◆ What the exercise asks ◆
From the entries below, copy every line where the string "月々払い" appears.

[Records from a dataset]
▼▼▼
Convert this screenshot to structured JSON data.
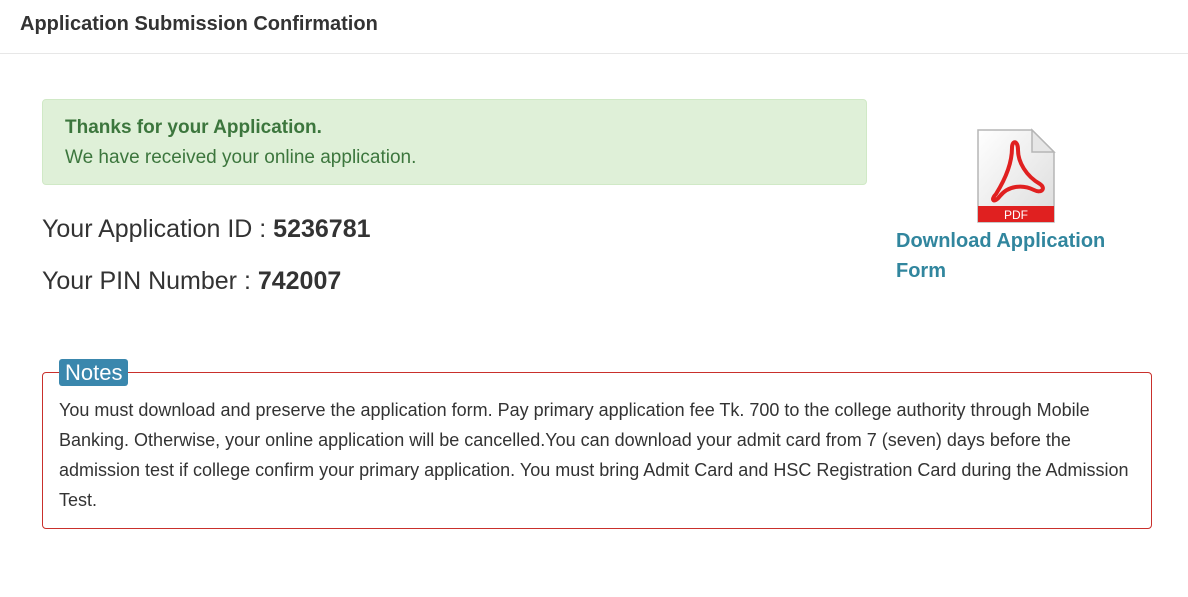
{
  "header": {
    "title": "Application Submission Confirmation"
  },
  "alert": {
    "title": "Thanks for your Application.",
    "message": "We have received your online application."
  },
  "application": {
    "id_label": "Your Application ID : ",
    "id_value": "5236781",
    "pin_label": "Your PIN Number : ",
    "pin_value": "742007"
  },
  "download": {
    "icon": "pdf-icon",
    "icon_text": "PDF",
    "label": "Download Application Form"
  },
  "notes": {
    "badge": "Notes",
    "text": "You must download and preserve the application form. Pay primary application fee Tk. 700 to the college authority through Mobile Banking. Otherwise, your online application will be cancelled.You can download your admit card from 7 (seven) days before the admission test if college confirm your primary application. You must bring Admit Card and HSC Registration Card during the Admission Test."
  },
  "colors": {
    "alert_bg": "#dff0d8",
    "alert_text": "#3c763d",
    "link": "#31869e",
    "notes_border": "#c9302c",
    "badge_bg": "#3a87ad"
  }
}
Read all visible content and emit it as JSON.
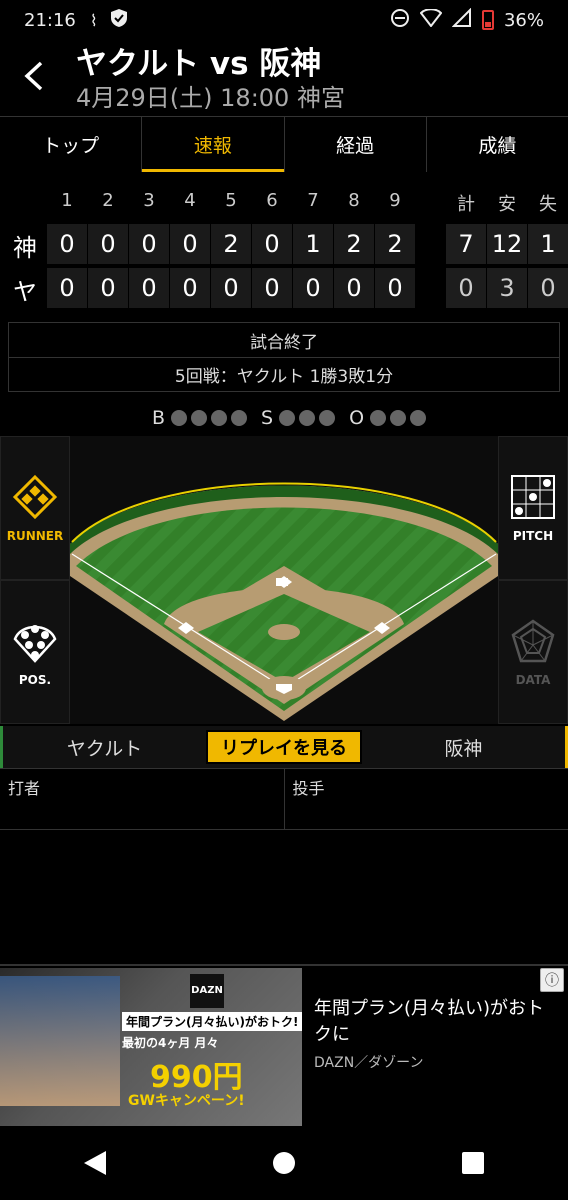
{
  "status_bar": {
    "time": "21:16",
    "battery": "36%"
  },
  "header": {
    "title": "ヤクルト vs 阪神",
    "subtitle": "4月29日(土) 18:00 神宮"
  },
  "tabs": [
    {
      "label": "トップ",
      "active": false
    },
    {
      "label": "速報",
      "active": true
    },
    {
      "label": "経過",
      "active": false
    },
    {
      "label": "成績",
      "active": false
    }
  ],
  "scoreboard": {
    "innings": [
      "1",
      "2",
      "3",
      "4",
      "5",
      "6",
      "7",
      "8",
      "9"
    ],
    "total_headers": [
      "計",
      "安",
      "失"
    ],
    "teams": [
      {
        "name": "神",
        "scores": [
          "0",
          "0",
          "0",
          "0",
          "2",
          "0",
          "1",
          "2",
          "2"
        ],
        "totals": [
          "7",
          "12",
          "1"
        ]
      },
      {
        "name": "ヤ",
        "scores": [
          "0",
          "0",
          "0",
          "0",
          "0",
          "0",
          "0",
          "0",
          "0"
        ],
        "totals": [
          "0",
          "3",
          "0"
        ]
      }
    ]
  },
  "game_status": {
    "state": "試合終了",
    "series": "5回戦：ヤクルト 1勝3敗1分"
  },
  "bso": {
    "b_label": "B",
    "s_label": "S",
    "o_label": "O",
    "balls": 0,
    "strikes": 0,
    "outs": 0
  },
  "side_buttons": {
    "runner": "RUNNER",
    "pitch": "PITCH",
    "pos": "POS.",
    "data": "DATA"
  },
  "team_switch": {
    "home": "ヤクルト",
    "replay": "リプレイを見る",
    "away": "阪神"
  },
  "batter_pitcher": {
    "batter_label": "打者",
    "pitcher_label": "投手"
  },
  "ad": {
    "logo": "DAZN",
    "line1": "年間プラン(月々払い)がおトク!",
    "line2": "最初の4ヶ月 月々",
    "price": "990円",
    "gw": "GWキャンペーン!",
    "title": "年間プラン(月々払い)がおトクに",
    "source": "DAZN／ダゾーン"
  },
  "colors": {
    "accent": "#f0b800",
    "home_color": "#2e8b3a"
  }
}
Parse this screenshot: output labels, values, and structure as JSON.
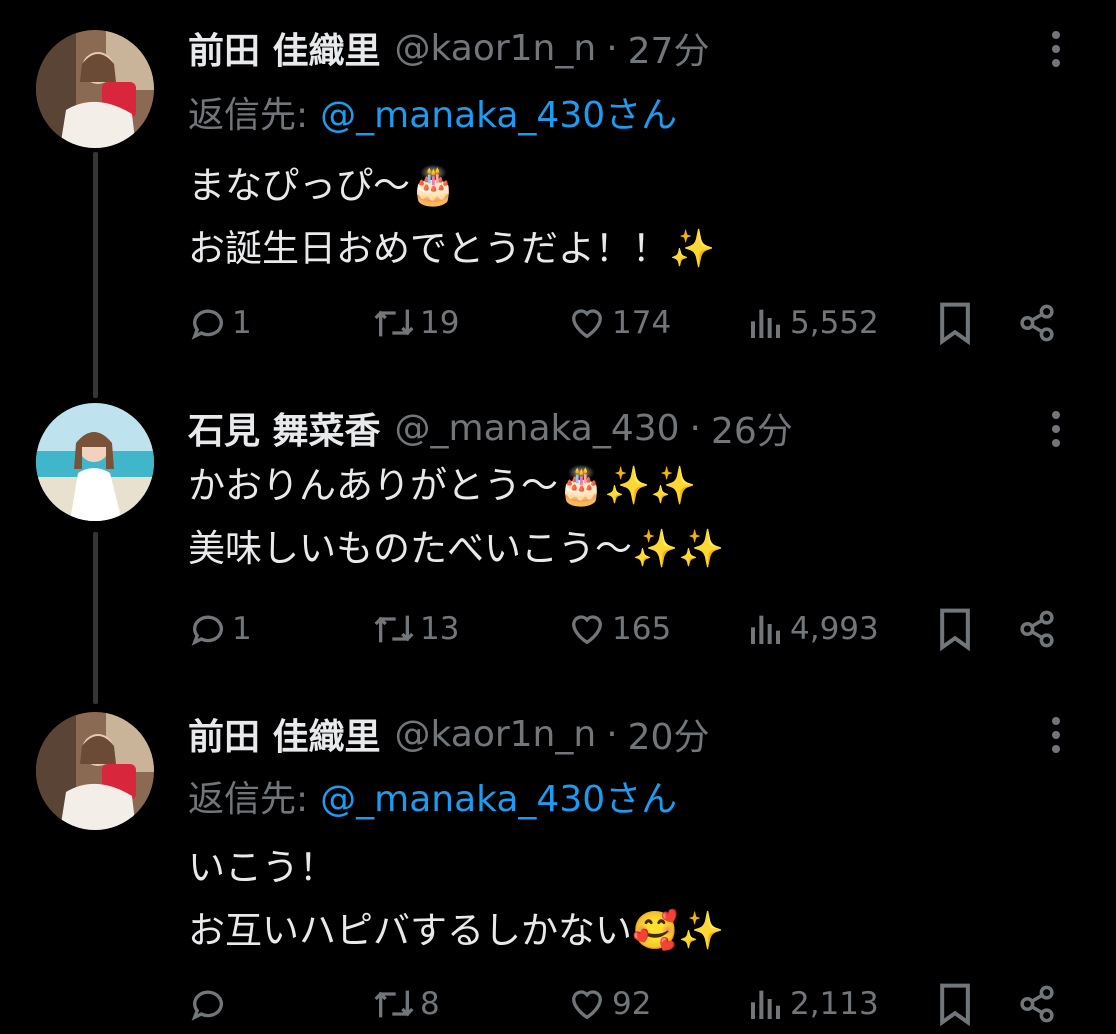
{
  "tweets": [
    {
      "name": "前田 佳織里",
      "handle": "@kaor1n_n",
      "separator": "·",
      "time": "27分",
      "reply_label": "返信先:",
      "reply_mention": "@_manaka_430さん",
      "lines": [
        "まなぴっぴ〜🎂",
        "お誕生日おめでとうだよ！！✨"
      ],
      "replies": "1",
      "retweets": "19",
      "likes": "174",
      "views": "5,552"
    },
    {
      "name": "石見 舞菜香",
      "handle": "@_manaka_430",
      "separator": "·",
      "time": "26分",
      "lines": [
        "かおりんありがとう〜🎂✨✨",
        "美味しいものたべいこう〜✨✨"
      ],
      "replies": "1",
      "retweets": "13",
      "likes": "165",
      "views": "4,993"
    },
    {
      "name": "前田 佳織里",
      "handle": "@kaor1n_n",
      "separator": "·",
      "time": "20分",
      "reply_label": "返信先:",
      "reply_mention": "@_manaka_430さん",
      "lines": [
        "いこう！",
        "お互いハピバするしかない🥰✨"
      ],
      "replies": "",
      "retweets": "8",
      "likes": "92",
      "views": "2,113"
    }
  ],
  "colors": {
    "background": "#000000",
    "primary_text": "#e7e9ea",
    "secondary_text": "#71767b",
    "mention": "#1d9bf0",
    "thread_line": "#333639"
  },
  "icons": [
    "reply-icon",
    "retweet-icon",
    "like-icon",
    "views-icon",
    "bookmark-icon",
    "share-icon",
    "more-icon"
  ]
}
▲▲▲
◆ In response ◆
    "line1": "年間プラン(月々払い)がおトク!",
    "title": "年間プラン(月々払い)がおトクに",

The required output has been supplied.